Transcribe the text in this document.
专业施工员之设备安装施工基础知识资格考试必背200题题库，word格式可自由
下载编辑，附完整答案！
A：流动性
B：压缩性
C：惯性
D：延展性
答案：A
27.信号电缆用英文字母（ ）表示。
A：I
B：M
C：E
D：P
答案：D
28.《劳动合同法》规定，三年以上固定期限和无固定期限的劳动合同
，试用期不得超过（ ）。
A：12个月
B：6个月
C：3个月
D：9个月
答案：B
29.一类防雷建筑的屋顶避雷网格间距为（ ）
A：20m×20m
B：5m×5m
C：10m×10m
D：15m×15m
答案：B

· · · · · · ·

Exactly reproduce every record.

- _Response for this exercise_
Transcribe the text in this document.
专业施工员之设备安装施工基础知识资格考试必背200题题库，word格式可自由
下载编辑，附完整答案！
A：流动性
B：压缩性
C：惯性
D：延展性
答案：A
27.信号电缆用英文字母（ ）表示。
A：I
B：M
C：E
D：P
答案：D
28.《劳动合同法》规定，三年以上固定期限和无固定期限的劳动合同
，试用期不得超过（ ）。
A：12个月
B：6个月
C：3个月
D：9个月
答案：B
29.一类防雷建筑的屋顶避雷网格间距为（ ）
A：20m×20m
B：5m×5m
C：10m×10m
D：15m×15m
答案：B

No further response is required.